Data listing:

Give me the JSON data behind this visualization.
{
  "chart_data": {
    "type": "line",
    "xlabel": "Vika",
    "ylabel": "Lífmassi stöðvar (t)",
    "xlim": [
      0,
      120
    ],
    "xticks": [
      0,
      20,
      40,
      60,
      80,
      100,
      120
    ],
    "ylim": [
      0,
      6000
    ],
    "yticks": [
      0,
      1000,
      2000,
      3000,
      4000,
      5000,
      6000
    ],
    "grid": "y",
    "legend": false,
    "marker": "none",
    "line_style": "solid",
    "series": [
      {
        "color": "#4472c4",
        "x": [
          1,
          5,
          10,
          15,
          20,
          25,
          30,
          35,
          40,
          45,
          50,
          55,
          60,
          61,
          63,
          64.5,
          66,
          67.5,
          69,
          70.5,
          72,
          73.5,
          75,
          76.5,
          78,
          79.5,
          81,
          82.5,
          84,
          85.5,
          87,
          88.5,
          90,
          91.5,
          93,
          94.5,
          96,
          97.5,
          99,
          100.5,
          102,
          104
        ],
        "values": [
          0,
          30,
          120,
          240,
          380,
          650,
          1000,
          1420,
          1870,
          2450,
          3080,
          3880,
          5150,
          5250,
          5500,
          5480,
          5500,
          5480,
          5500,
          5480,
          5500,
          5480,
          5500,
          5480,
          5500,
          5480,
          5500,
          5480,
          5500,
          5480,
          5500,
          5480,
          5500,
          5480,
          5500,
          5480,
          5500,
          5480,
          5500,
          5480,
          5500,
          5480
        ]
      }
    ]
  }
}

Task: Return the listing above in full, character for character.

Task answer:
Give me the JSON data behind this visualization.
{
  "chart_data": {
    "type": "line",
    "xlabel": "Vika",
    "ylabel": "Lífmassi stöðvar (t)",
    "xlim": [
      0,
      120
    ],
    "xticks": [
      0,
      20,
      40,
      60,
      80,
      100,
      120
    ],
    "ylim": [
      0,
      6000
    ],
    "yticks": [
      0,
      1000,
      2000,
      3000,
      4000,
      5000,
      6000
    ],
    "grid": "y",
    "legend": false,
    "marker": "none",
    "line_style": "solid",
    "series": [
      {
        "color": "#4472c4",
        "x": [
          1,
          5,
          10,
          15,
          20,
          25,
          30,
          35,
          40,
          45,
          50,
          55,
          60,
          61,
          63,
          64.5,
          66,
          67.5,
          69,
          70.5,
          72,
          73.5,
          75,
          76.5,
          78,
          79.5,
          81,
          82.5,
          84,
          85.5,
          87,
          88.5,
          90,
          91.5,
          93,
          94.5,
          96,
          97.5,
          99,
          100.5,
          102,
          104
        ],
        "values": [
          0,
          30,
          120,
          240,
          380,
          650,
          1000,
          1420,
          1870,
          2450,
          3080,
          3880,
          5150,
          5250,
          5500,
          5480,
          5500,
          5480,
          5500,
          5480,
          5500,
          5480,
          5500,
          5480,
          5500,
          5480,
          5500,
          5480,
          5500,
          5480,
          5500,
          5480,
          5500,
          5480,
          5500,
          5480,
          5500,
          5480,
          5500,
          5480,
          5500,
          5480
        ]
      }
    ]
  }
}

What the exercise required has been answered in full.